* **AIM**
Write out the full listing again, exactly as it stands.
----
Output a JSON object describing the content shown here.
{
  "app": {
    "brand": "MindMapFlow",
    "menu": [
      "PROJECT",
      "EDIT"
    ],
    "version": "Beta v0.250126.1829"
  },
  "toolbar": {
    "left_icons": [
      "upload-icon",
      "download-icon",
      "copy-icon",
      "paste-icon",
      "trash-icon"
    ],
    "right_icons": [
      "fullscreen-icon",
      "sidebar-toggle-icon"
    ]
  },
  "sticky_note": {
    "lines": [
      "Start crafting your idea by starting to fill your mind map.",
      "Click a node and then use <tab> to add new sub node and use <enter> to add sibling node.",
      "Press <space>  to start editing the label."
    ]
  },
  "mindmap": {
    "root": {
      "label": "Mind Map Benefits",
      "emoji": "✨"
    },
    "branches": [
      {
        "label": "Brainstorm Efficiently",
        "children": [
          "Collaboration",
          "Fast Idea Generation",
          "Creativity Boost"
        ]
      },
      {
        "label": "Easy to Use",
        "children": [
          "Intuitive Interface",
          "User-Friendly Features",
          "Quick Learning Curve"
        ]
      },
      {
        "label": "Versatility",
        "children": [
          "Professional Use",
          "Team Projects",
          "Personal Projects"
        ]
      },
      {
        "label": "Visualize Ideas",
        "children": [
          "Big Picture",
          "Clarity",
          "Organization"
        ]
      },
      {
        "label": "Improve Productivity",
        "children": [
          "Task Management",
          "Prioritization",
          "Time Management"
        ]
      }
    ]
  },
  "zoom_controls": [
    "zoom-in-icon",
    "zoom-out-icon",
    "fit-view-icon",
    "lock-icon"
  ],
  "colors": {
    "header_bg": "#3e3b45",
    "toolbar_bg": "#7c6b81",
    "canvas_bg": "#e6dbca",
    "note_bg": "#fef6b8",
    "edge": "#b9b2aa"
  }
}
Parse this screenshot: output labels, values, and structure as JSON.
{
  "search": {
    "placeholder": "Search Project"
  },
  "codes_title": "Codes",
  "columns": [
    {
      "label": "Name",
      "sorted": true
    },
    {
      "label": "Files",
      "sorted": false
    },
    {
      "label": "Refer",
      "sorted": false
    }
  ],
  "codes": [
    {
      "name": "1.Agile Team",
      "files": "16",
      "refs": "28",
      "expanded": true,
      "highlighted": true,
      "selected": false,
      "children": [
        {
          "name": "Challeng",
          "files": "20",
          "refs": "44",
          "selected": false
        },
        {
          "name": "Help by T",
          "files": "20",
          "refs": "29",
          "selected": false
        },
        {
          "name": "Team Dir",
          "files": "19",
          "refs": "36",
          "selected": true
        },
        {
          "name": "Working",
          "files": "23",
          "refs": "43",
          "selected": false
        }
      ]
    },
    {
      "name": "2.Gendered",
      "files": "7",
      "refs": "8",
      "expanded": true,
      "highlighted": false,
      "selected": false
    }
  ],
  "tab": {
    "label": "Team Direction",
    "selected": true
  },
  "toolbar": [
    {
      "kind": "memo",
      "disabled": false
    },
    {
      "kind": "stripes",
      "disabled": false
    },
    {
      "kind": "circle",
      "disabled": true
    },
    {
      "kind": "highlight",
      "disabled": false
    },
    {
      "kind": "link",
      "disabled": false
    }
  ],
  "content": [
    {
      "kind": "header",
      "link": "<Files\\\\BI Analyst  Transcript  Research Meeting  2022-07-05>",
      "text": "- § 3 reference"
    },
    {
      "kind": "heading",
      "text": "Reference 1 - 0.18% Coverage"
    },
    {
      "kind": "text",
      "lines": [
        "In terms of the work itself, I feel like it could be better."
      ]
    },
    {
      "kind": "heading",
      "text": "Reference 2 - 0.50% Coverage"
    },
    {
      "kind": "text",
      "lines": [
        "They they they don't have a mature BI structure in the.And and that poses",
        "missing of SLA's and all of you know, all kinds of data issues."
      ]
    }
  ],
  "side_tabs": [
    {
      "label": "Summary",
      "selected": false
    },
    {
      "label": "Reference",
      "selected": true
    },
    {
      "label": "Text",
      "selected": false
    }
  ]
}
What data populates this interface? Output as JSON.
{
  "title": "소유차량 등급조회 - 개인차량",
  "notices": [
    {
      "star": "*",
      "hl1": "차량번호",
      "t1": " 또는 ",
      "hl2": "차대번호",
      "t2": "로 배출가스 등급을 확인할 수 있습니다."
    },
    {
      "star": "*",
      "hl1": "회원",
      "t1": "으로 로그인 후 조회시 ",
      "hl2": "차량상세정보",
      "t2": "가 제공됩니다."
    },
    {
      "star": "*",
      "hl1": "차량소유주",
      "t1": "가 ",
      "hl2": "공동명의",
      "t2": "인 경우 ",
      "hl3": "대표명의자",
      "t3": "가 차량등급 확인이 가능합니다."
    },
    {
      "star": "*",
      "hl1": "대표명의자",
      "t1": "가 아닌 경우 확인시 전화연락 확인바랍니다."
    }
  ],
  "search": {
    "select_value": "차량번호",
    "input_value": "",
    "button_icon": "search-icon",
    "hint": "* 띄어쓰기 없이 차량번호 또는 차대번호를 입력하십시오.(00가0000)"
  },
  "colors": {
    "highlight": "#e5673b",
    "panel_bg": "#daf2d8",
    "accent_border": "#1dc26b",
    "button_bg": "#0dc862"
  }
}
----
* **RESULT**
Output a JSON object describing the content shown here.
{
  "app": {
    "brand": "MindMapFlow",
    "menu": [
      "PROJECT",
      "EDIT"
    ],
    "version": "Beta v0.250126.1829"
  },
  "toolbar": {
    "left_icons": [
      "upload-icon",
      "download-icon",
      "copy-icon",
      "paste-icon",
      "trash-icon"
    ],
    "right_icons": [
      "fullscreen-icon",
      "sidebar-toggle-icon"
    ]
  },
  "sticky_note": {
    "lines": [
      "Start crafting your idea by starting to fill your mind map.",
      "Click a node and then use <tab> to add new sub node and use <enter> to add sibling node.",
      "Press <space>  to start editing the label."
    ]
  },
  "mindmap": {
    "root": {
      "label": "Mind Map Benefits",
      "emoji": "✨"
    },
    "branches": [
      {
        "label": "Brainstorm Efficiently",
        "children": [
          "Collaboration",
          "Fast Idea Generation",
          "Creativity Boost"
        ]
      },
      {
        "label": "Easy to Use",
        "children": [
          "Intuitive Interface",
          "User-Friendly Features",
          "Quick Learning Curve"
        ]
      },
      {
        "label": "Versatility",
        "children": [
          "Professional Use",
          "Team Projects",
          "Personal Projects"
        ]
      },
      {
        "label": "Visualize Ideas",
        "children": [
          "Big Picture",
          "Clarity",
          "Organization"
        ]
      },
      {
        "label": "Improve Productivity",
        "children": [
          "Task Management",
          "Prioritization",
          "Time Management"
        ]
      }
    ]
  },
  "zoom_controls": [
    "zoom-in-icon",
    "zoom-out-icon",
    "fit-view-icon",
    "lock-icon"
  ],
  "colors": {
    "header_bg": "#3e3b45",
    "toolbar_bg": "#7c6b81",
    "canvas_bg": "#e6dbca",
    "note_bg": "#fef6b8",
    "edge": "#b9b2aa"
  }
}
Parse this screenshot: output labels, values, and structure as JSON.
{
  "search": {
    "placeholder": "Search Project"
  },
  "codes_title": "Codes",
  "columns": [
    {
      "label": "Name",
      "sorted": true
    },
    {
      "label": "Files",
      "sorted": false
    },
    {
      "label": "Refer",
      "sorted": false
    }
  ],
  "codes": [
    {
      "name": "1.Agile Team",
      "files": "16",
      "refs": "28",
      "expanded": true,
      "highlighted": true,
      "selected": false,
      "children": [
        {
          "name": "Challeng",
          "files": "20",
          "refs": "44",
          "selected": false
        },
        {
          "name": "Help by T",
          "files": "20",
          "refs": "29",
          "selected": false
        },
        {
          "name": "Team Dir",
          "files": "19",
          "refs": "36",
          "selected": true
        },
        {
          "name": "Working",
          "files": "23",
          "refs": "43",
          "selected": false
        }
      ]
    },
    {
      "name": "2.Gendered",
      "files": "7",
      "refs": "8",
      "expanded": true,
      "highlighted": false,
      "selected": false
    }
  ],
  "tab": {
    "label": "Team Direction",
    "selected": true
  },
  "toolbar": [
    {
      "kind": "memo",
      "disabled": false
    },
    {
      "kind": "stripes",
      "disabled": false
    },
    {
      "kind": "circle",
      "disabled": true
    },
    {
      "kind": "highlight",
      "disabled": false
    },
    {
      "kind": "link",
      "disabled": false
    }
  ],
  "content": [
    {
      "kind": "header",
      "link": "<Files\\\\BI Analyst  Transcript  Research Meeting  2022-07-05>",
      "text": "- § 3 reference"
    },
    {
      "kind": "heading",
      "text": "Reference 1 - 0.18% Coverage"
    },
    {
      "kind": "text",
      "lines": [
        "In terms of the work itself, I feel like it could be better."
      ]
    },
    {
      "kind": "heading",
      "text": "Reference 2 - 0.50% Coverage"
    },
    {
      "kind": "text",
      "lines": [
        "They they they don't have a mature BI structure in the.And and that poses",
        "missing of SLA's and all of you know, all kinds of data issues."
      ]
    }
  ],
  "side_tabs": [
    {
      "label": "Summary",
      "selected": false
    },
    {
      "label": "Reference",
      "selected": true
    },
    {
      "label": "Text",
      "selected": false
    }
  ]
}
What data populates this interface? Output as JSON.
{
  "title": "소유차량 등급조회 - 개인차량",
  "notices": [
    {
      "star": "*",
      "hl1": "차량번호",
      "t1": " 또는 ",
      "hl2": "차대번호",
      "t2": "로 배출가스 등급을 확인할 수 있습니다."
    },
    {
      "star": "*",
      "hl1": "회원",
      "t1": "으로 로그인 후 조회시 ",
      "hl2": "차량상세정보",
      "t2": "가 제공됩니다."
    },
    {
      "star": "*",
      "hl1": "차량소유주",
      "t1": "가 ",
      "hl2": "공동명의",
      "t2": "인 경우 ",
      "hl3": "대표명의자",
      "t3": "가 차량등급 확인이 가능합니다."
    },
    {
      "star": "*",
      "hl1": "대표명의자",
      "t1": "가 아닌 경우 확인시 전화연락 확인바랍니다."
    }
  ],
  "search": {
    "select_value": "차량번호",
    "input_value": "",
    "button_icon": "search-icon",
    "hint": "* 띄어쓰기 없이 차량번호 또는 차대번호를 입력하십시오.(00가0000)"
  },
  "colors": {
    "highlight": "#e5673b",
    "panel_bg": "#daf2d8",
    "accent_border": "#1dc26b",
    "button_bg": "#0dc862"
  }
}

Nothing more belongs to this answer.